### Instruction
Copy whichever lines contain the string "name".

### Information provided
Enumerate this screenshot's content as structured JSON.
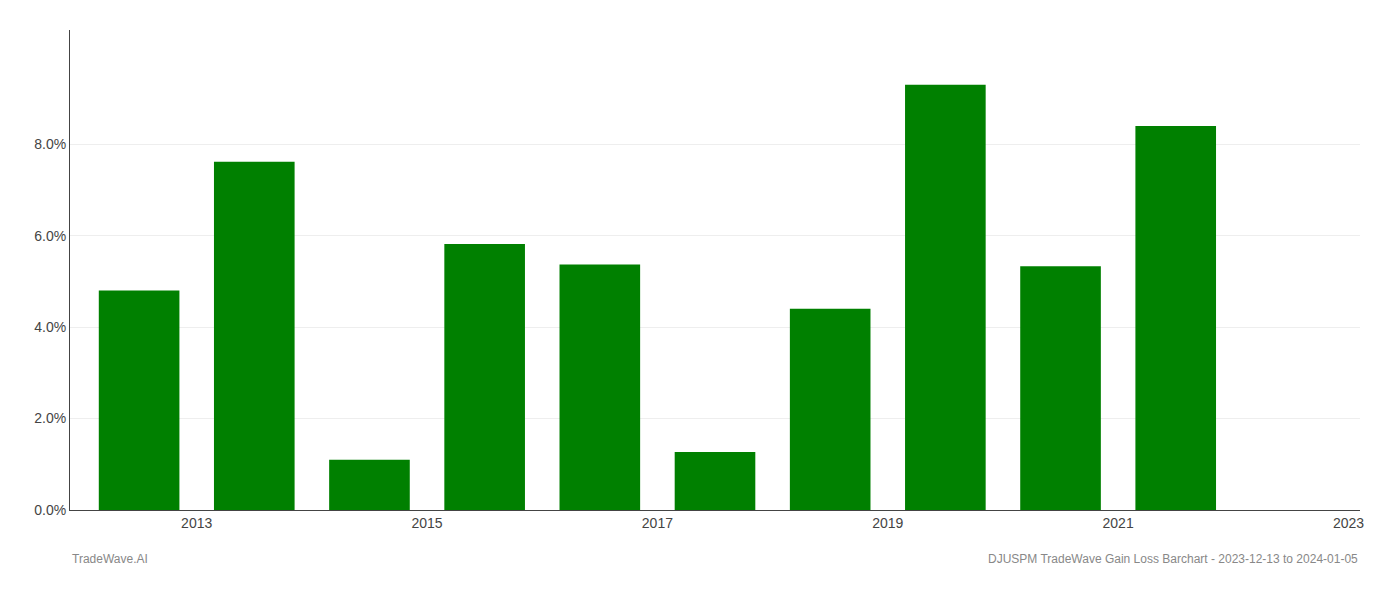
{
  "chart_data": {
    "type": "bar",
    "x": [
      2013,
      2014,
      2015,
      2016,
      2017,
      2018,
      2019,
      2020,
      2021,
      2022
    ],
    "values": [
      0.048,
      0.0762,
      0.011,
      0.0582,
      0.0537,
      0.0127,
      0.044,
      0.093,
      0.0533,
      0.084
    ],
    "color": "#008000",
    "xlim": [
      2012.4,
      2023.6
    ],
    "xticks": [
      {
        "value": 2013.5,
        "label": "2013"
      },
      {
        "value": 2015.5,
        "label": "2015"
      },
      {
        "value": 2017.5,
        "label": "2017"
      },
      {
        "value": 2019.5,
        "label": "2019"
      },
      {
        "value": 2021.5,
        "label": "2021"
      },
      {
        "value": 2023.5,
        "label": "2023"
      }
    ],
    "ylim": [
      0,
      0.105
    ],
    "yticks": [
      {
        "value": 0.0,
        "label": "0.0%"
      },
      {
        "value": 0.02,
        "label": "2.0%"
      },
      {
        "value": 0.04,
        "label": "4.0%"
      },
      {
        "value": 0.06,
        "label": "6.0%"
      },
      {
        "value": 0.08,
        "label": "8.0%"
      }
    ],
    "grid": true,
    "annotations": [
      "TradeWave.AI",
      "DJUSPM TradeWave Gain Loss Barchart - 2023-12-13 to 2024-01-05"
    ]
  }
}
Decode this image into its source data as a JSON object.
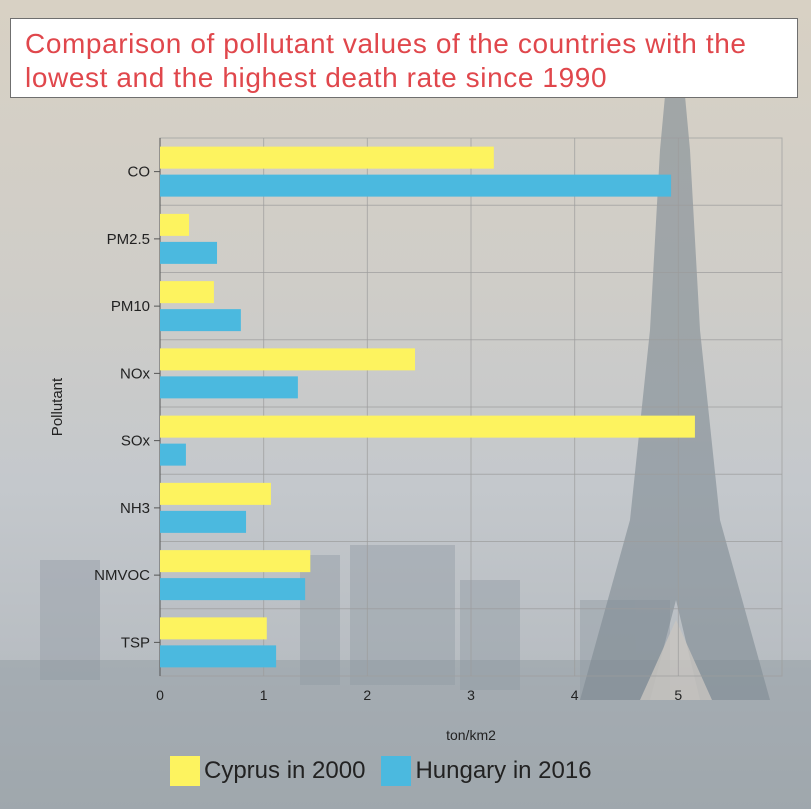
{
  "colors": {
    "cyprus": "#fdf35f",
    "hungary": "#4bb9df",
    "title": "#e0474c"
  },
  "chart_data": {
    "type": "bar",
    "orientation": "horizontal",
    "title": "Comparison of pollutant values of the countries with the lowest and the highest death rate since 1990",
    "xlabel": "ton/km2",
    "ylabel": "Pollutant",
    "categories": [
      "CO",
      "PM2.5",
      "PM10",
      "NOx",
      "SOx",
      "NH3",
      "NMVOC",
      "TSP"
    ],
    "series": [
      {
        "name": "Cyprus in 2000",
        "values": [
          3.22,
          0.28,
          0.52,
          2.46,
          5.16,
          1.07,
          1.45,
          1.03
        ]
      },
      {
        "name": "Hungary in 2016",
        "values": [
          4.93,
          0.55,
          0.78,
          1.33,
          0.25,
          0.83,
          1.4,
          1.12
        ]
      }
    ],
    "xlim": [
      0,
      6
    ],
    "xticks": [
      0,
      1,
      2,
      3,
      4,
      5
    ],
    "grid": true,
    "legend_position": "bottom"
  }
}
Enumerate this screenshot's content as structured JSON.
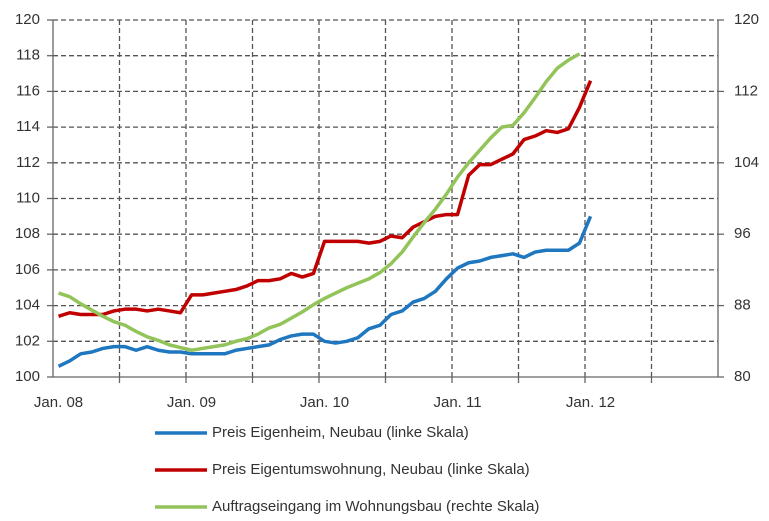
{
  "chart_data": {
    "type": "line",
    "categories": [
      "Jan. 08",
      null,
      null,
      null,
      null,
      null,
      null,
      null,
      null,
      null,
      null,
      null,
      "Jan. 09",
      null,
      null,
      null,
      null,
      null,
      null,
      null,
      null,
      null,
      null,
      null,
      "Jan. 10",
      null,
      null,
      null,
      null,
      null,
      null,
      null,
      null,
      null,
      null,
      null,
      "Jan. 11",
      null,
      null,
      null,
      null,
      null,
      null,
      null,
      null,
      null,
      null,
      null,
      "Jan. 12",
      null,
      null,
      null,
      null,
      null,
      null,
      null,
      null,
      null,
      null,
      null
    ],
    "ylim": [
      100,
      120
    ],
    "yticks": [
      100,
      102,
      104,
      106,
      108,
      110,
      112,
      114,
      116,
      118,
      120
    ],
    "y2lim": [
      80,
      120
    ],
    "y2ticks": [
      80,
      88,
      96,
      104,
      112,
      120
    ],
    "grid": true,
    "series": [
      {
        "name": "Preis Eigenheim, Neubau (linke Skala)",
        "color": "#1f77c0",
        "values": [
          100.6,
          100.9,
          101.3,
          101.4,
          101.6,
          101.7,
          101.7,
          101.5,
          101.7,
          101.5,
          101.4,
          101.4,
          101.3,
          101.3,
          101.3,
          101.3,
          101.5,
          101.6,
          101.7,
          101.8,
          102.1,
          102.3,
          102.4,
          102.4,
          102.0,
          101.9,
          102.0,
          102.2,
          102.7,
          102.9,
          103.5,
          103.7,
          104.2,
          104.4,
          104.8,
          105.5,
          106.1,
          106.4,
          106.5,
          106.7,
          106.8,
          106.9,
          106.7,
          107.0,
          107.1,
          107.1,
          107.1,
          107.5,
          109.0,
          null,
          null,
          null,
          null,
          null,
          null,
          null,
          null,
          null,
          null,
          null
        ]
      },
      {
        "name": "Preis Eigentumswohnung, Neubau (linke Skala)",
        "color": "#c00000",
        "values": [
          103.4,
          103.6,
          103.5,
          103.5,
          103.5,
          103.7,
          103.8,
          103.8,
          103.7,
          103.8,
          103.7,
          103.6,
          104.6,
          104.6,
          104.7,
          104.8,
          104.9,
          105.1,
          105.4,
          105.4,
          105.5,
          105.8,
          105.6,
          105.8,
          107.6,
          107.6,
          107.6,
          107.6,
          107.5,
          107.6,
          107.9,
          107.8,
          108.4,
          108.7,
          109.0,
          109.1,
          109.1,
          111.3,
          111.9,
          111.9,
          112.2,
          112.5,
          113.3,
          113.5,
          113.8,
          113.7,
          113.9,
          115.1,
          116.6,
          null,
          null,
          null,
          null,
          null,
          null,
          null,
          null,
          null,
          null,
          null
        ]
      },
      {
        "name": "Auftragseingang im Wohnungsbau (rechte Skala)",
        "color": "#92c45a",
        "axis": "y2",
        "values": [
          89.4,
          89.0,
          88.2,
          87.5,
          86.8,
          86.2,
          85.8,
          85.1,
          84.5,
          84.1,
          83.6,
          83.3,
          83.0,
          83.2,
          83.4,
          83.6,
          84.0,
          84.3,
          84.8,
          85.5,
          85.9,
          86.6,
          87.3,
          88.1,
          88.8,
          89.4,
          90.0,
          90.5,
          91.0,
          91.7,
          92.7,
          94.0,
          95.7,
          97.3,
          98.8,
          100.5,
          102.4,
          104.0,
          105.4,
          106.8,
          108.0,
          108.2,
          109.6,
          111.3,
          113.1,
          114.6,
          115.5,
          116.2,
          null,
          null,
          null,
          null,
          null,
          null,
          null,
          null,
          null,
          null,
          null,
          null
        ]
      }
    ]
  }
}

### Result of the task
        "name": "Cyprus in 2000",
        "name": "Hungary in 2016",
        "name": "Preis Eigenheim, Neubau (linke Skala)",
        "name": "Preis Eigentumswohnung, Neubau (linke Skala)",
        "name": "Auftragseingang im Wohnungsbau (rechte Skala)",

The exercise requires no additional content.